### Materials provided
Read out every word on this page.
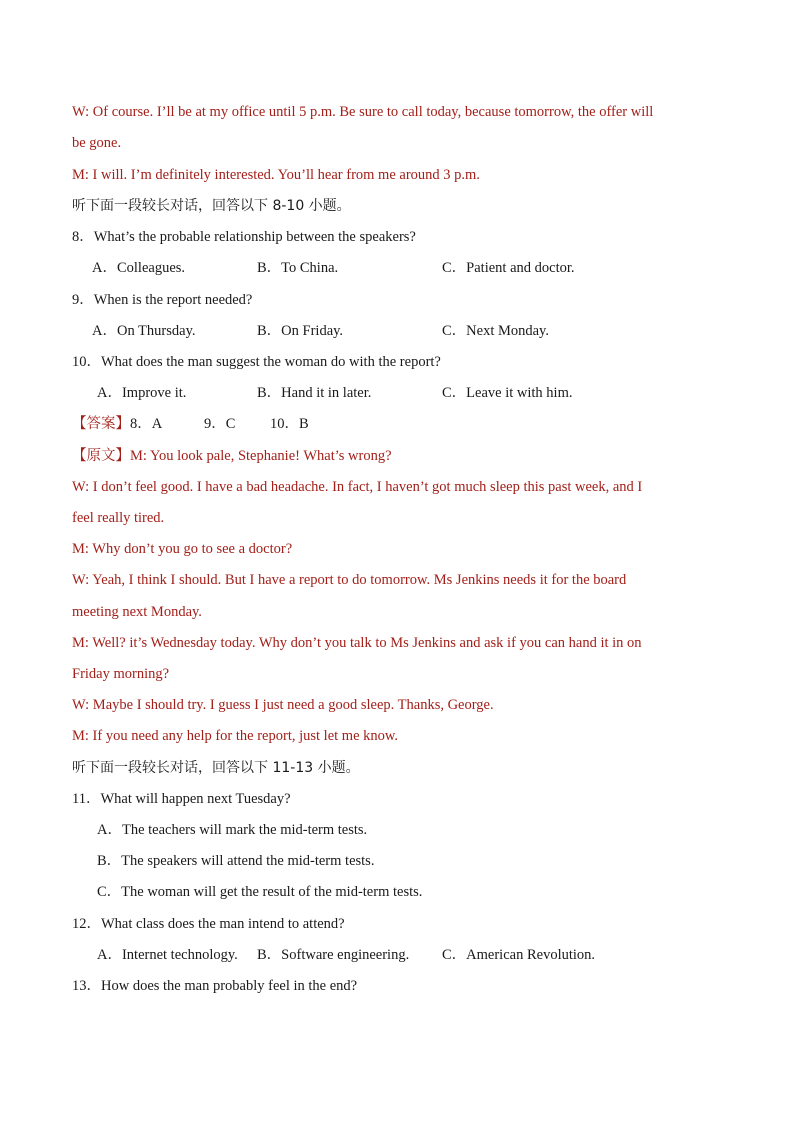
W: Of course. I’ll be at my office until 5 p.m. Be sure to call today, because tomorrow, the offer will
be gone.
M: I will. I’m definitely interested. You’ll hear from me around 3 p.m.
听下面一段较长对话，回答以下 8-10 小题。
8．What’s the probable relationship between the speakers?
A．Colleagues.	B．To China.	C．Patient and doctor.
9．When is the report needed?
A．On Thursday.	B．On Friday.	C．Next Monday.
10．What does the man suggest the woman do with the report?
A．Improve it.	B．Hand it in later.	C．Leave it with him.
【答案】8．A	9．C 10．B
【原文】M: You look pale, Stephanie! What’s wrong?
W: I don’t feel good. I have a bad headache. In fact, I haven’t got much sleep this past week, and I
feel really tired.
M: Why don’t you go to see a doctor?
W: Yeah, I think I should. But I have a report to do tomorrow. Ms Jenkins needs it for the board
meeting next Monday.
M: Well? it’s Wednesday today. Why don’t you talk to Ms Jenkins and ask if you can hand it in on
Friday morning?
W: Maybe I should try. I guess I just need a good sleep. Thanks, George.
M: If you need any help for the report, just let me know.
听下面一段较长对话，回答以下 11-13 小题。
11．What will happen next Tuesday?
A．The teachers will mark the mid-term tests.
B．The speakers will attend the mid-term tests.
C．The woman will get the result of the mid-term tests.
12．What class does the man intend to attend?
A．Internet technology. B．Software engineering. C．American Revolution.
13．How does the man probably feel in the end?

### Given exercise
Make a verbatim copy of all the entries and strip out the pictures.

### Exercise answer
Read out every word on this page.
W: Of course. I’ll be at my office until 5 p.m. Be sure to call today, because tomorrow, the offer will
be gone.
M: I will. I’m definitely interested. You’ll hear from me around 3 p.m.
听下面一段较长对话，回答以下 8-10 小题。
8．What’s the probable relationship between the speakers?
A．Colleagues.	B．To China.	C．Patient and doctor.
9．When is the report needed?
A．On Thursday.	B．On Friday.	C．Next Monday.
10．What does the man suggest the woman do with the report?
A．Improve it.	B．Hand it in later.	C．Leave it with him.
【答案】8．A	9．C 10．B
【原文】M: You look pale, Stephanie! What’s wrong?
W: I don’t feel good. I have a bad headache. In fact, I haven’t got much sleep this past week, and I
feel really tired.
M: Why don’t you go to see a doctor?
W: Yeah, I think I should. But I have a report to do tomorrow. Ms Jenkins needs it for the board
meeting next Monday.
M: Well? it’s Wednesday today. Why don’t you talk to Ms Jenkins and ask if you can hand it in on
Friday morning?
W: Maybe I should try. I guess I just need a good sleep. Thanks, George.
M: If you need any help for the report, just let me know.
听下面一段较长对话，回答以下 11-13 小题。
11．What will happen next Tuesday?
A．The teachers will mark the mid-term tests.
B．The speakers will attend the mid-term tests.
C．The woman will get the result of the mid-term tests.
12．What class does the man intend to attend?
A．Internet technology. B．Software engineering. C．American Revolution.
13．How does the man probably feel in the end?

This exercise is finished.